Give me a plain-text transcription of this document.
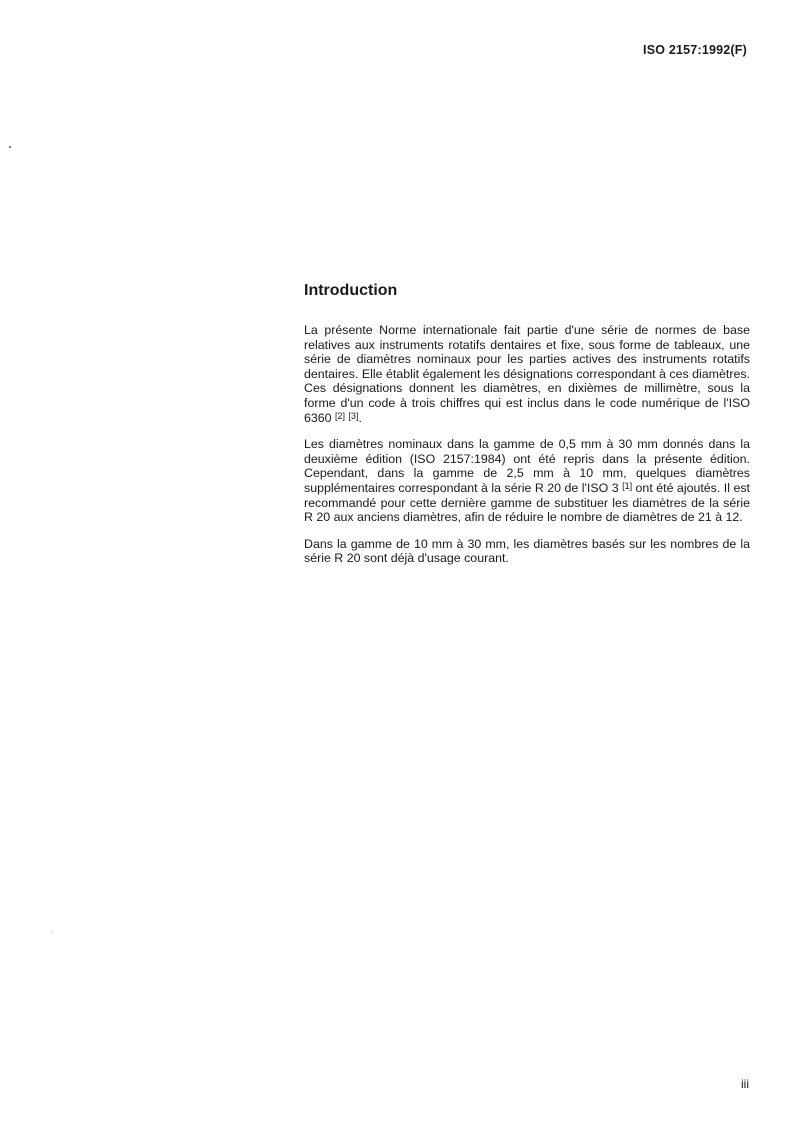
ISO 2157:1992(F)
Introduction

La présente Norme internationale fait partie d'une série de normes de base relatives aux instruments rotatifs dentaires et fixe, sous forme de tableaux, une série de diamètres nominaux pour les parties actives des instruments rotatifs dentaires. Elle établit également les désignations correspondant à ces diamètres. Ces désignations donnent les diamètres, en dixièmes de millimètre, sous la forme d'un code à trois chiffres qui est inclus dans le code numérique de l'ISO 6360 [2] [3].

Les diamètres nominaux dans la gamme de 0,5 mm à 30 mm donnés dans la deuxième édition (ISO 2157:1984) ont été repris dans la présente édition. Cependant, dans la gamme de 2,5 mm à 10 mm, quelques diamètres supplémentaires correspondant à la série R 20 de l'ISO 3 [1] ont été ajoutés. Il est recommandé pour cette dernière gamme de substituer les diamètres de la série R 20 aux anciens diamètres, afin de réduire le nombre de diamètres de 21 à 12.

Dans la gamme de 10 mm à 30 mm, les diamètres basés sur les nombres de la série R 20 sont déjà d'usage courant.

iii
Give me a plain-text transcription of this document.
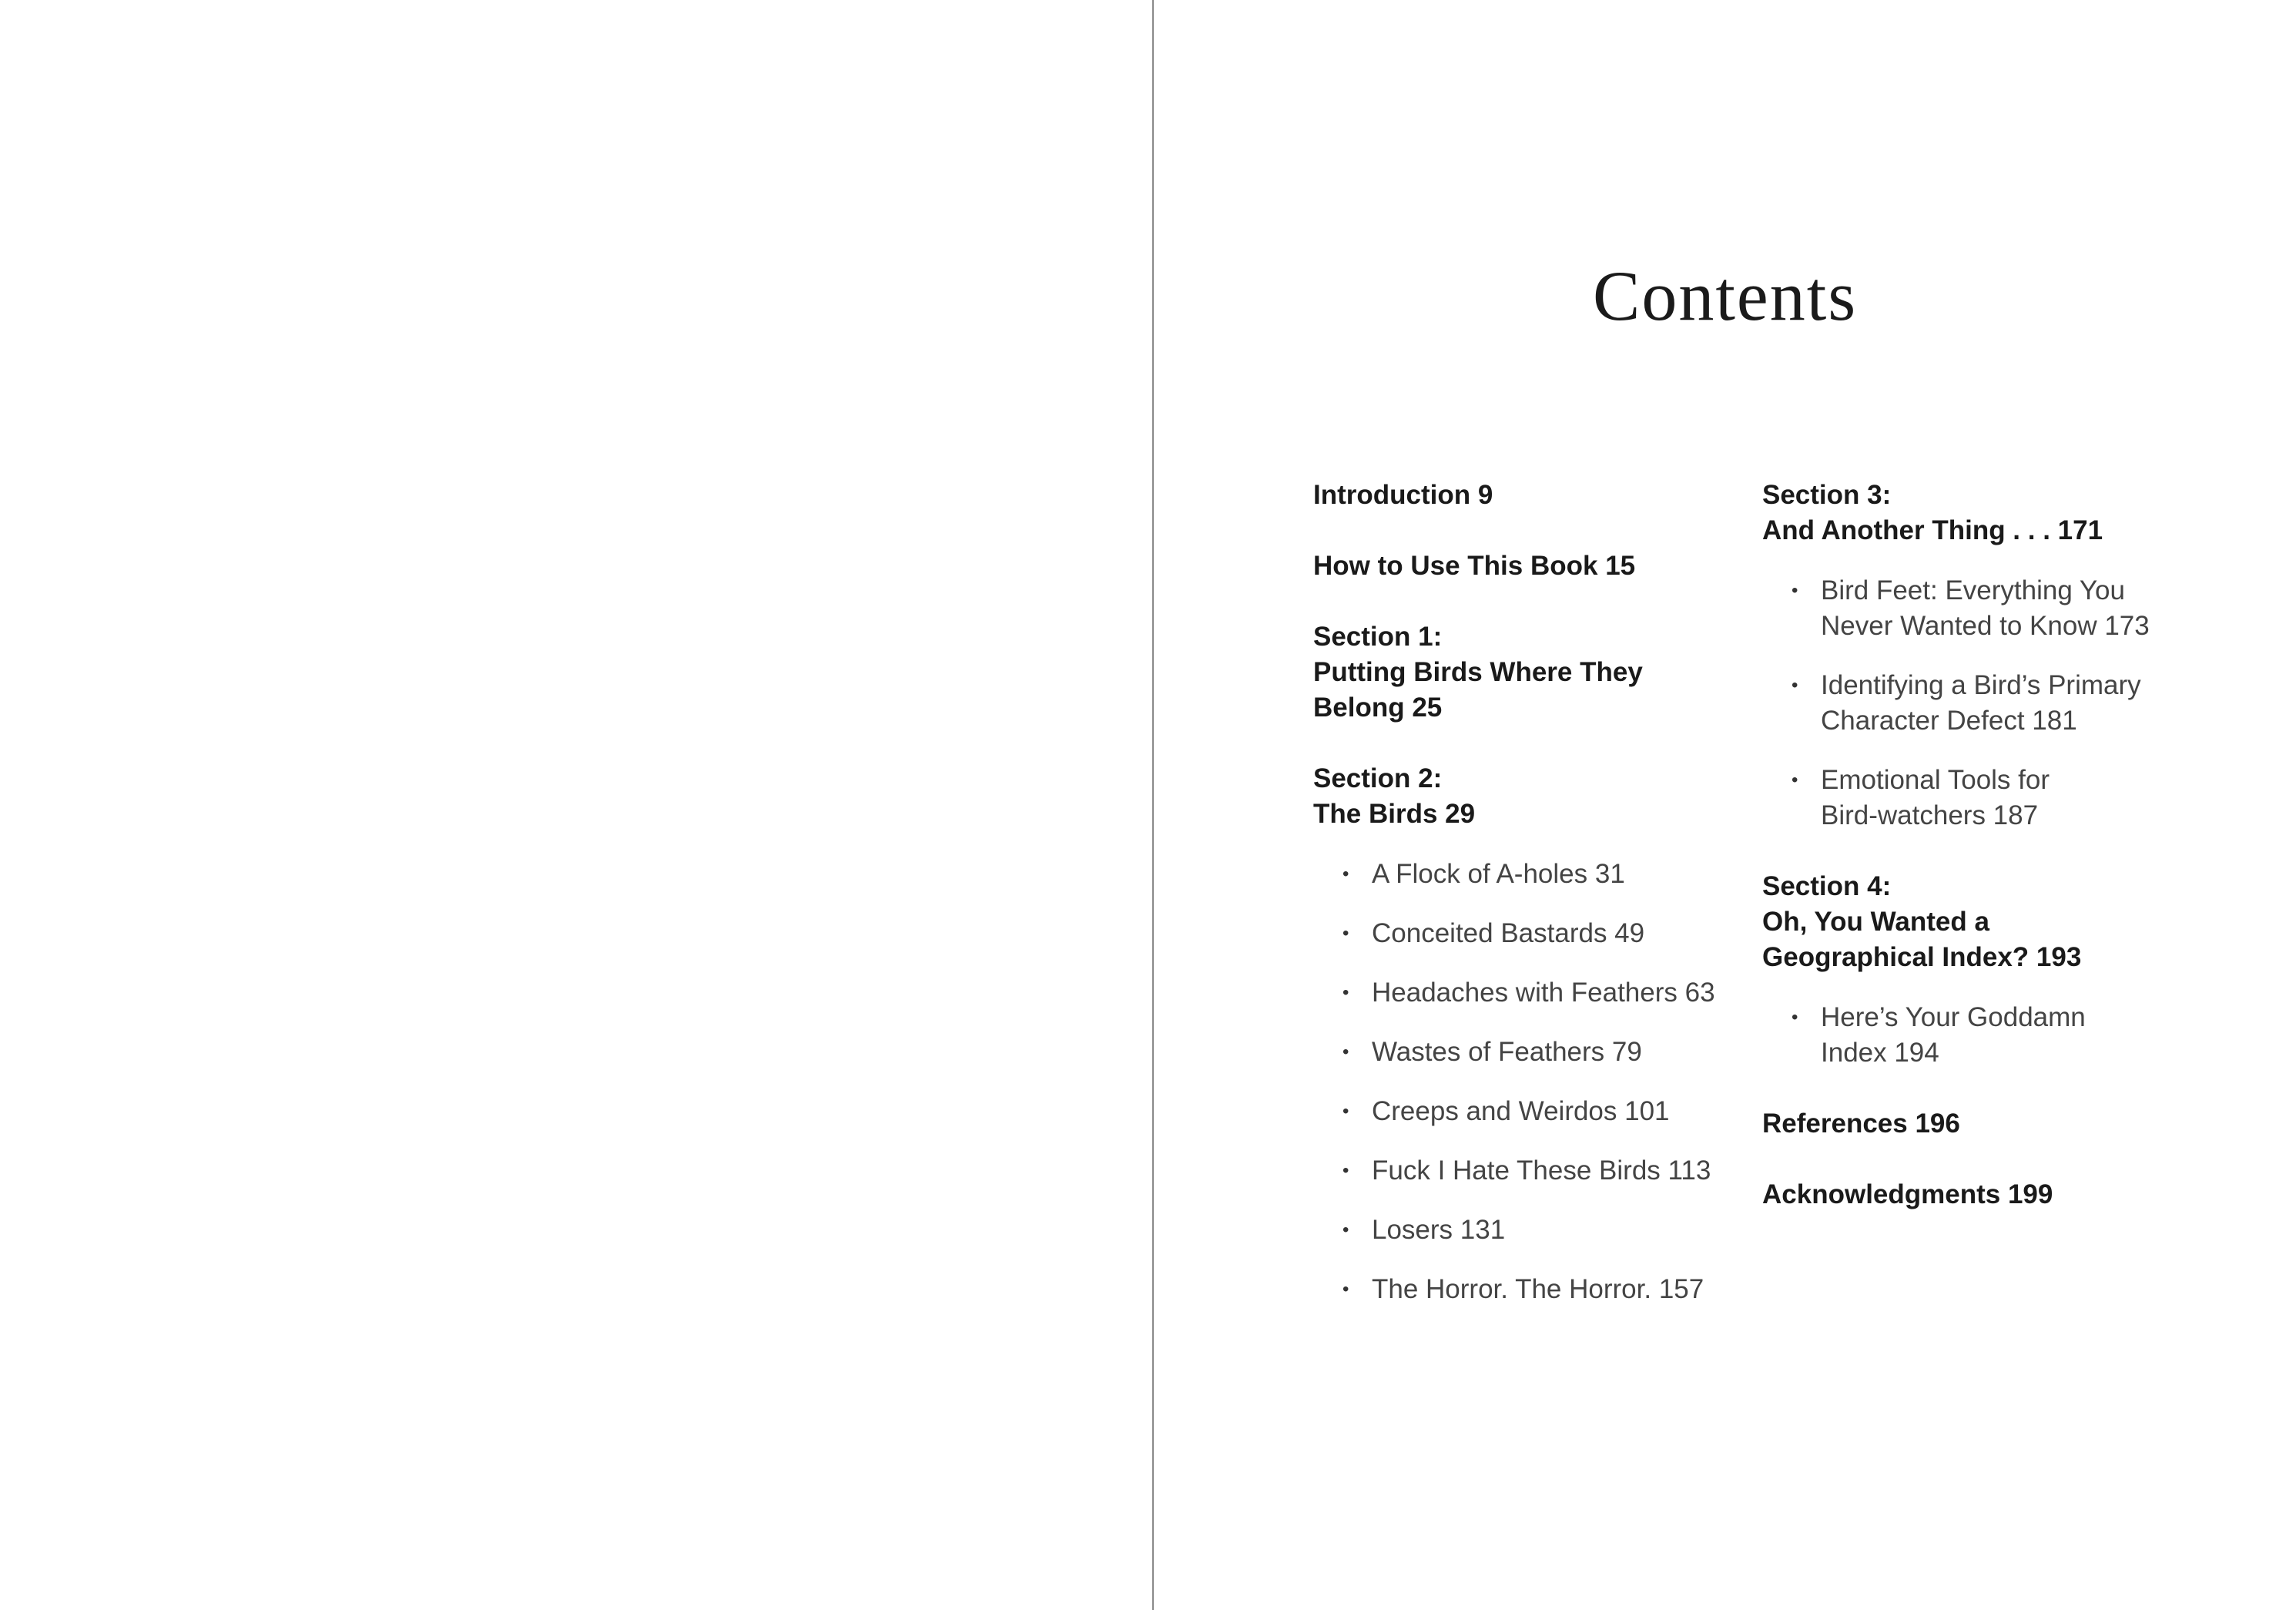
Contents
Introduction 9
How to Use This Book 15
Section 1:
Putting Birds Where They
Belong 25
Section 2:
The Birds 29
• A Flock of A-holes 31
• Conceited Bastards 49
• Headaches with Feathers 63
• Wastes of Feathers 79
• Creeps and Weirdos 101
• Fuck I Hate These Birds 113
• Losers 131
• The Horror. The Horror. 157
Section 3:
And Another Thing . . . 171
• Bird Feet: Everything You
Never Wanted to Know 173
• Identifying a Bird’s Primary
Character Defect 181
• Emotional Tools for
Bird-watchers 187
Section 4:
Oh, You Wanted a
Geographical Index? 193
• Here’s Your Goddamn
Index 194
References 196
Acknowledgments 199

Task directions: Do not include the images; transcribe the rest of the listing exactly.

Output for this task:
Give me a plain-text transcription of this document.
ISO 2157:1992(F)
Introduction

La présente Norme internationale fait partie d'une série de normes de base relatives aux instruments rotatifs dentaires et fixe, sous forme de tableaux, une série de diamètres nominaux pour les parties actives des instruments rotatifs dentaires. Elle établit également les désignations correspondant à ces diamètres. Ces désignations donnent les diamètres, en dixièmes de millimètre, sous la forme d'un code à trois chiffres qui est inclus dans le code numérique de l'ISO 6360 [2] [3].

Les diamètres nominaux dans la gamme de 0,5 mm à 30 mm donnés dans la deuxième édition (ISO 2157:1984) ont été repris dans la présente édition. Cependant, dans la gamme de 2,5 mm à 10 mm, quelques diamètres supplémentaires correspondant à la série R 20 de l'ISO 3 [1] ont été ajoutés. Il est recommandé pour cette dernière gamme de substituer les diamètres de la série R 20 aux anciens diamètres, afin de réduire le nombre de diamètres de 21 à 12.

Dans la gamme de 10 mm à 30 mm, les diamètres basés sur les nombres de la série R 20 sont déjà d'usage courant.

iii
Give me a plain-text transcription of this document.
Contents
Introduction 9
How to Use This Book 15
Section 1:
Putting Birds Where They
Belong 25
Section 2:
The Birds 29
• A Flock of A-holes 31
• Conceited Bastards 49
• Headaches with Feathers 63
• Wastes of Feathers 79
• Creeps and Weirdos 101
• Fuck I Hate These Birds 113
• Losers 131
• The Horror. The Horror. 157
Section 3:
And Another Thing . . . 171
• Bird Feet: Everything You
Never Wanted to Know 173
• Identifying a Bird’s Primary
Character Defect 181
• Emotional Tools for
Bird-watchers 187
Section 4:
Oh, You Wanted a
Geographical Index? 193
• Here’s Your Goddamn
Index 194
References 196
Acknowledgments 199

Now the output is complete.